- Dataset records
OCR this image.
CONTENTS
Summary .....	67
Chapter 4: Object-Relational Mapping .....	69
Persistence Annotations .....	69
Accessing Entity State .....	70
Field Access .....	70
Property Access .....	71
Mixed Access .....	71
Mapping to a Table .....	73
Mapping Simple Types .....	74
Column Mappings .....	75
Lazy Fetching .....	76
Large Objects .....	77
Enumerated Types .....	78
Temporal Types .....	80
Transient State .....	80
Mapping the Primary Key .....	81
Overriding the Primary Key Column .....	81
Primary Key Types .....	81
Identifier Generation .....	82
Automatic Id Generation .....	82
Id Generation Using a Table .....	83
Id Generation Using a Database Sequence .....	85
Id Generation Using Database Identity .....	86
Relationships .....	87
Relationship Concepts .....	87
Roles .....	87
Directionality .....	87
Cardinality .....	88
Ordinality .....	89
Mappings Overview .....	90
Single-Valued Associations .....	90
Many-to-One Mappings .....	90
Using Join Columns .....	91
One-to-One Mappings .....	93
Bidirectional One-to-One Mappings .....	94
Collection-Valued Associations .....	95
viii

- WHAT IS ASKED
Reproduce each line from the records that contains the word "Primary".

- EXERCISE ANSWER
Mapping the Primary Key .....	81
Overriding the Primary Key Column .....	81
Primary Key Types .....	81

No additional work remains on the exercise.